## ТЕКСТ СТРАНИЦЫ:
▼

Выбрать главу

Некий восторг чувствуется и еще в одном лихачевском описании:

Гигантские по длине и толщине прокопченные бревна, создававшие впечатление глубокой старины. Мне казалось, что я нахожусь прямо-таки в XVII веке. Да оно, пожалуй, так и было…

Природа Соловецких островов словно создана между небом и землей. Летом она освещена не столько солнцем, сколько громадным высоким небом, зимой – погружена в низкую кромешную тьму, смягченную белизной снега, изредка прорываемую сполохами Северного сияния, то бледно-зелеными, то кроваво-красными. На Соловках все говорит о призрачности здешнего мира и о близости потустороннего… (ЛД 173–174)

Шаламов мог из года в год повторять свои наблюдения за природой в пространстве, открывавшемся между лагерем и работой. Колыма находится в северо-восточной Сибири, за Полярным кругом. В рассказе «Кант» он пишет:

Мне давно была понятна и дорога та завидная торопливость, с какой бедная северная природа стремилась поделиться с нищим, как и она, человеком своим нехитрым богатством: процвести поскорее для него всеми цветами. В одну неделю, бывало, цвело все взапуски, и за какой-нибудь месяц с начала лета горы в лучах почти незаходящего солнца краснели от брусники, чернели от темно-синей голубики. На низкорослых кустах – и руку поднимать не надо – наливалась желтая крупная водянистая рябина. <…> Шиповник берёг плоды до самых морозов и из-под снега протягивал нам сморщенные мясистые ягоды, фиолетовая жесткая шкура которых скрывала сладкое темно-желтое мясо. Я знал веселость лоз, меняющих окраску весной много раз, – то темно-розовых, то оранжевых, то бледно-зеленых, будто обтянутых цветной лайкой. <…> Все это было прекрасно, доверчиво, шумно и торопливо <…> (Ш I 70).

▲

## ПРЕДОСТАВЛЕННЫЕ ЗАПИСИ:
▼

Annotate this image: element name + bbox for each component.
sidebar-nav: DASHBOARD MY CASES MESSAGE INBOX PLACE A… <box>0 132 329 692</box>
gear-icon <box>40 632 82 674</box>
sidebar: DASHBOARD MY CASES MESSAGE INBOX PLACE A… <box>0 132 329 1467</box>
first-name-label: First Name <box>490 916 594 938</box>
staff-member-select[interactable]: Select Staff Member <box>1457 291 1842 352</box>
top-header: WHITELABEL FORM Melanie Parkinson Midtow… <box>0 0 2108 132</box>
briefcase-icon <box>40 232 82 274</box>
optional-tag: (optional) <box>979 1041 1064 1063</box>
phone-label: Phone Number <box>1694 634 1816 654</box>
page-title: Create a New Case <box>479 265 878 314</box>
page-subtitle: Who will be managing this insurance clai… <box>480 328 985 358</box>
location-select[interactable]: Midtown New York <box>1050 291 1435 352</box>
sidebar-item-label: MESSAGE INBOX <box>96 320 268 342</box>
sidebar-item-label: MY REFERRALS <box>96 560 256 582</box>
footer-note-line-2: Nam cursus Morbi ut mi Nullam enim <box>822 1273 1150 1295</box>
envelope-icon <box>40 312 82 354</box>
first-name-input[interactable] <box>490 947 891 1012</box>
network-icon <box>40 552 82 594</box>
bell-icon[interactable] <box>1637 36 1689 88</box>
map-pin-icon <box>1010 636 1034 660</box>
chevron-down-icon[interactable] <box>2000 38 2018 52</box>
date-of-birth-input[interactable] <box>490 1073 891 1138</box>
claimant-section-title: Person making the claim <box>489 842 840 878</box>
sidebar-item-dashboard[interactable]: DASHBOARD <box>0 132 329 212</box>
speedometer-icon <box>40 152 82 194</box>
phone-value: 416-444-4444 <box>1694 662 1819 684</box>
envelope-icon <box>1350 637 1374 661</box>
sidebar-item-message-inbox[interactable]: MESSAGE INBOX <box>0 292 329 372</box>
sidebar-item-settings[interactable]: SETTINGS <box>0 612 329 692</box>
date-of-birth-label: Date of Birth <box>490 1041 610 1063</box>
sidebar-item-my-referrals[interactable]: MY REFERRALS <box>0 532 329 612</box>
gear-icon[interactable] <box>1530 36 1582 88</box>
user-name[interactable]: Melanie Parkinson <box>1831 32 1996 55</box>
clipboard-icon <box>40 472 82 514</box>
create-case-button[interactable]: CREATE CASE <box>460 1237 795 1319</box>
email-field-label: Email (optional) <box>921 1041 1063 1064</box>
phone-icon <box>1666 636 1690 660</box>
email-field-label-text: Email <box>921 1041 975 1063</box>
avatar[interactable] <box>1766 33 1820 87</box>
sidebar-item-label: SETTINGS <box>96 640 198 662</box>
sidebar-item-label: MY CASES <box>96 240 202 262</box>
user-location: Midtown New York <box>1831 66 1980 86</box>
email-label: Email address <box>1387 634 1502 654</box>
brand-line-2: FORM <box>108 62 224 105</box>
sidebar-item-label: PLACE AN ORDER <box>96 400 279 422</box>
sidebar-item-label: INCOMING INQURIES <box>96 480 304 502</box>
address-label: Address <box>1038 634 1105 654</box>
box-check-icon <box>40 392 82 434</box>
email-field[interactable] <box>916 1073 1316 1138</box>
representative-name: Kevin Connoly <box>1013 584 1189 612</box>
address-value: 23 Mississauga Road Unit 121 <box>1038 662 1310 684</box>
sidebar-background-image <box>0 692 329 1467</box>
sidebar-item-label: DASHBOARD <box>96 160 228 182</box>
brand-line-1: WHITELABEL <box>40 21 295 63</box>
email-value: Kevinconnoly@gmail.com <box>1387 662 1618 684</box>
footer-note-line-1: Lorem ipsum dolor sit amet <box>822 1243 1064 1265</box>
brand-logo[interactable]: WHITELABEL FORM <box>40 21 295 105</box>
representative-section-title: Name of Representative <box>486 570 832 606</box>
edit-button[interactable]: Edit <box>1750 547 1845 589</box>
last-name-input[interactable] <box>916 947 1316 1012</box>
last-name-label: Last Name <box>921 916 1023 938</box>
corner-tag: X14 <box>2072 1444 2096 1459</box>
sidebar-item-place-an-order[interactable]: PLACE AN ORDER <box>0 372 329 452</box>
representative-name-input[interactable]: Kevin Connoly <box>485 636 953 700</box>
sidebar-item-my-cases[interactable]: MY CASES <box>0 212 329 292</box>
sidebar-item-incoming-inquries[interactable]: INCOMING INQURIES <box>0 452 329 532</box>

▲

## ЧТО НУЖНО СДЕЛАТЬ:
1. Где, согласно тексту о северной природе у Лихачева и Шаламова, находится Колыма?
2. Продолжите текст о северной природе у Лихачева и Шаламова после его последнего предложения.
Записи взяты из другого источника.

## ОТВЕТЫ:
1. В северо-восточной Сибири, за Полярным кругом.

2.
Шаламов не просто описывает природу – он вступает с ней в союз. В цитируемом рассказе он «вчувствуется» в обусловленные погодой движения кедрового стланика:

Стланик был инструментом очень точным, чувствительным до того, что порой он обманывался, – он поднимался в оттепель, когда оттепель затягивалась. Перед оттепелью он не поднимался. Но еще не успело похолодать, как он снова торопливо укладывался в снег. Бывало и такое: разведешь с утра костер пожарче, чтобы в обед было где согреть ноги и руки, заложишь побольше дров и уходишь на работу. Через два-три часа из-под снега протягивает ветви стланик и расправляется потихоньку, думая, что пришла весна. <…> И вот среди этой унылой весны, безжалостной зимы, ярко и ослепительно зеленея, сверкал стланик. К тому же на нем росли орехи – мелкие кедровые орехи. Это лакомство делили между собой люди, кедровки, медведи, белки и бурундуки (Ш I 71).

Природа предстает усладой для глаз, неким обетованием, но, как в примере со стлаником, она еще и полезна. Правда, тот же стланик доставляет и мучения: работая на заготовке хвои стланика (из нее варили отвратительный на вкус экстракт против цинги, который лагерников заставляли пить; как выяснилось позже, пользы от него не было), Шаламов, счищая иглы с веток, испытывает острую боль в закоченевших руках. Но после изнурительной работы на рудниках щипание хвои, которую собирают в мешки, считается «кантом», то есть непродолжительной легкой работой – передышкой на природе. Шаламов описывает природные явления как некое сценическое действо, которое предлагается трактовать аллегорически.

Гинзбург пишет о колымской тайге в нескольких километрах от страшного лагеря Эльген:

И он сказочно красив, этот уголок девственной тайги. Величественный строевой лес, устремляющий кроны прямо к звездам. Таежная река, своевольно опрокинувшаяся против высокого неба, сильная даже под сковавшим ее льдом. Сопки как изваянные. По ночам небо пламенеет созвездиями, какими-то нестерпимо древними, переносящими в начало начал (Г 413–414).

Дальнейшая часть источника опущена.